◆ EXERCISE ◆
Pick out every line in the data below that holds "thích".
## Begin
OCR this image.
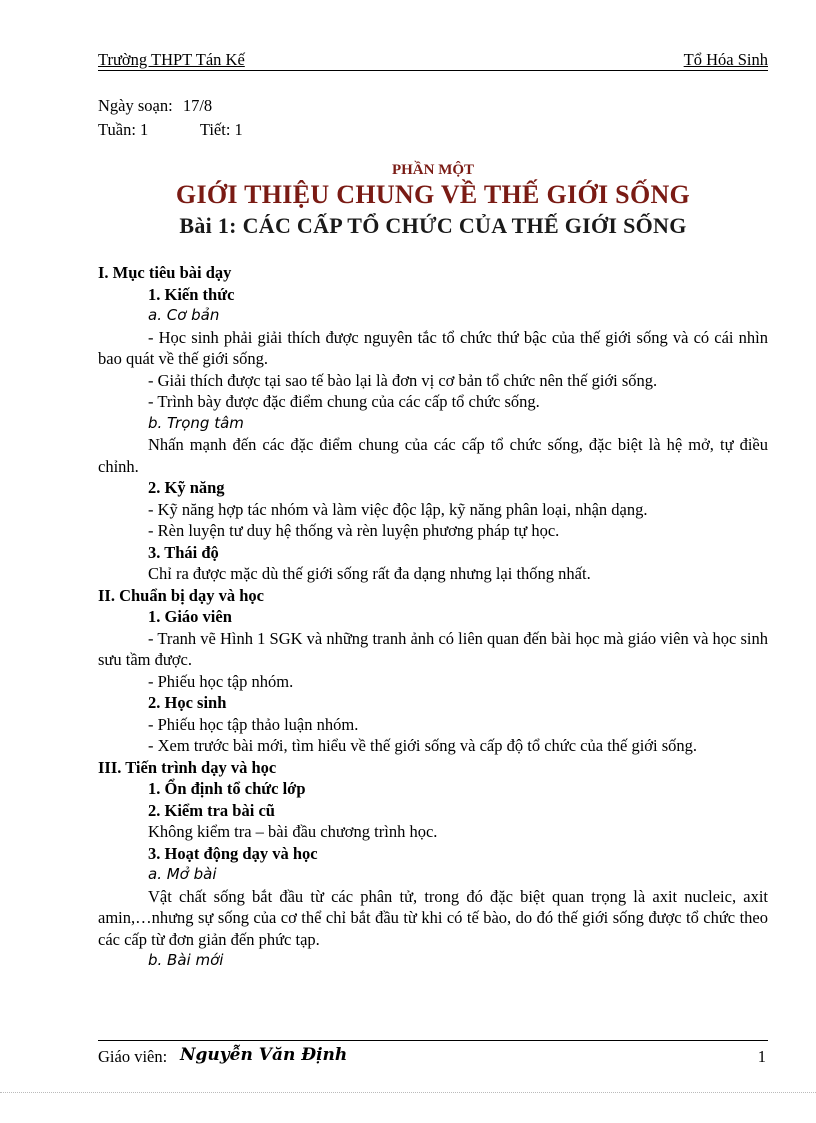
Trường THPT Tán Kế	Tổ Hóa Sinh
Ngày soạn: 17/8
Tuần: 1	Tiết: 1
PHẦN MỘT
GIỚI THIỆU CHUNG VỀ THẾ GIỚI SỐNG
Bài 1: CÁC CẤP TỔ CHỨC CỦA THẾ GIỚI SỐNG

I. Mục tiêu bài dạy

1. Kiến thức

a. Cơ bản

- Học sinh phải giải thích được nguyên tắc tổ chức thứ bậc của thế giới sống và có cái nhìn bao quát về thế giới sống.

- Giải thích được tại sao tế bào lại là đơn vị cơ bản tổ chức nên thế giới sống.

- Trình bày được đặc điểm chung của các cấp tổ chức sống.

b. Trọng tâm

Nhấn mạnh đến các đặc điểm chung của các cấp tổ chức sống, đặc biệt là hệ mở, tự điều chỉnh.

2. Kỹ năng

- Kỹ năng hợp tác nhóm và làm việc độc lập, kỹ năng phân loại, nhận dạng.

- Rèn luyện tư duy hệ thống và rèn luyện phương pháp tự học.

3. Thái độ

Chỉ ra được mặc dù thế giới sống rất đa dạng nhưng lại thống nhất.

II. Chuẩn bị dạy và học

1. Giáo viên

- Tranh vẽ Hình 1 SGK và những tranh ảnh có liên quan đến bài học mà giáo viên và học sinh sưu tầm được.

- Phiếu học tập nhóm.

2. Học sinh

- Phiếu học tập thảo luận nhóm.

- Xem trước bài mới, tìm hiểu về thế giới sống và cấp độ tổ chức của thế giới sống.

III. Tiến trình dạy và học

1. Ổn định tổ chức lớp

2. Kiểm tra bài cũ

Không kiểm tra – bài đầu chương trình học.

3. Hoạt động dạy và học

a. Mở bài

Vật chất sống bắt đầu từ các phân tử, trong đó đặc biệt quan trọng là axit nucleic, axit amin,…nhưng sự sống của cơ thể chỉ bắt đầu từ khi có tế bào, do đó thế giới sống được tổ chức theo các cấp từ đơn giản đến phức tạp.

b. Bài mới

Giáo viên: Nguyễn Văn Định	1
## End
## Begin
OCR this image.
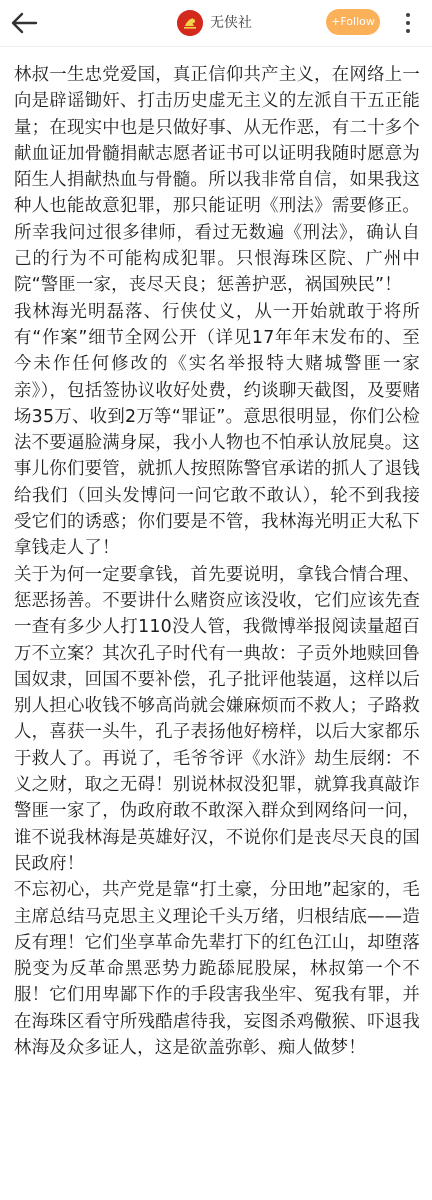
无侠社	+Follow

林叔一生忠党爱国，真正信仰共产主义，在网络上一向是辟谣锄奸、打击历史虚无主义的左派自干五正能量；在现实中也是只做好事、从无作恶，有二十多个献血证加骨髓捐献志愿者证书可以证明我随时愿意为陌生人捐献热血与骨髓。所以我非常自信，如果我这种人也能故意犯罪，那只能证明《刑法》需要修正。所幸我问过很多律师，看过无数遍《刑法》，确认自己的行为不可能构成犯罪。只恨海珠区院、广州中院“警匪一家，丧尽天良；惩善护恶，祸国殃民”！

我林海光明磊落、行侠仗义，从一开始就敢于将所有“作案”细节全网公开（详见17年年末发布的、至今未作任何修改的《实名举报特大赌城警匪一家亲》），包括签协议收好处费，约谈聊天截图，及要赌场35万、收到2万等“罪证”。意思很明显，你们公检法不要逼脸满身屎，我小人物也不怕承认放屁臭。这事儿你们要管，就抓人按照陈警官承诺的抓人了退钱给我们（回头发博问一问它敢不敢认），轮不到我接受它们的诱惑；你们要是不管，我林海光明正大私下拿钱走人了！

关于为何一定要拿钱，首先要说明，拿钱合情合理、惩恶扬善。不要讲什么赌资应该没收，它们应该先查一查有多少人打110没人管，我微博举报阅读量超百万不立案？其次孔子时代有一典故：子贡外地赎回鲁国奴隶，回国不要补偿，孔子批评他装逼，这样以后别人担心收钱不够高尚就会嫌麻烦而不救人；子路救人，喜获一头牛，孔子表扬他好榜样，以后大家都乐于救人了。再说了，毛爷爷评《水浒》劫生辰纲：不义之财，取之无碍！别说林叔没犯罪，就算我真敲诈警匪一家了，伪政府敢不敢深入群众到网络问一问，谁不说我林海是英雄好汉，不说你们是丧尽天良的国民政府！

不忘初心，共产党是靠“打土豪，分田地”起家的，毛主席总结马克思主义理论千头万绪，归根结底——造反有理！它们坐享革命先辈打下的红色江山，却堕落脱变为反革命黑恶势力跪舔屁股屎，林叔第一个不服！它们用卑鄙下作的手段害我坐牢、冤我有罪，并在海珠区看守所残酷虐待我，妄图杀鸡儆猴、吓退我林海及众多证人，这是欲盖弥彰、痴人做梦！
## End
## Begin
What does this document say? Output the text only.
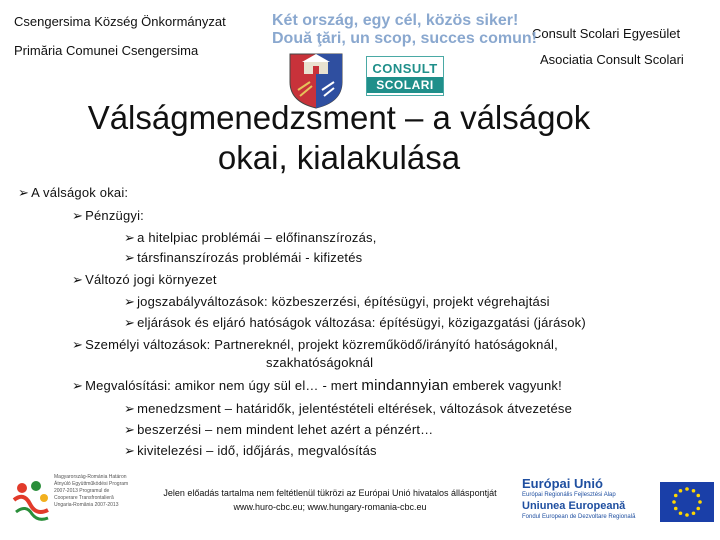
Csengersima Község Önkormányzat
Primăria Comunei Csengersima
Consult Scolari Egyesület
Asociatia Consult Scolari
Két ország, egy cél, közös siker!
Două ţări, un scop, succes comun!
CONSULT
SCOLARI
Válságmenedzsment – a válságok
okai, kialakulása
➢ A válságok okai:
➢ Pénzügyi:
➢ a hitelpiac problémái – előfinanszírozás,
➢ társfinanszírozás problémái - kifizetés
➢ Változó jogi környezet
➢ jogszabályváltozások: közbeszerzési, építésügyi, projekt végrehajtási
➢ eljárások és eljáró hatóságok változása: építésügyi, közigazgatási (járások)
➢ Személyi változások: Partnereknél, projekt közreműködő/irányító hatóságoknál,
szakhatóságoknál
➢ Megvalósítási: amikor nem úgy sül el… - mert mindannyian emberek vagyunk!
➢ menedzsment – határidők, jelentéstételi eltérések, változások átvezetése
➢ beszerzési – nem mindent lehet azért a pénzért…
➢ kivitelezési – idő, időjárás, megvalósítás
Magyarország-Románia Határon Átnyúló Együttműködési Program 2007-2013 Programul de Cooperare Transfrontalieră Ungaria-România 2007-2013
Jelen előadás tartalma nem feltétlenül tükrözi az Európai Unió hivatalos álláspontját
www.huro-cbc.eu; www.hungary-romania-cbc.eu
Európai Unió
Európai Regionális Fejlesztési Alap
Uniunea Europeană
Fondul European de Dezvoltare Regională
## End
◆ RESULT FOR THIS TASK ◆
- Học sinh phải giải thích được nguyên tắc tổ chức thứ bậc của thế giới sống và có cái nhìn bao quát về thế giới sống.
- Giải thích được tại sao tế bào lại là đơn vị cơ bản tổ chức nên thế giới sống.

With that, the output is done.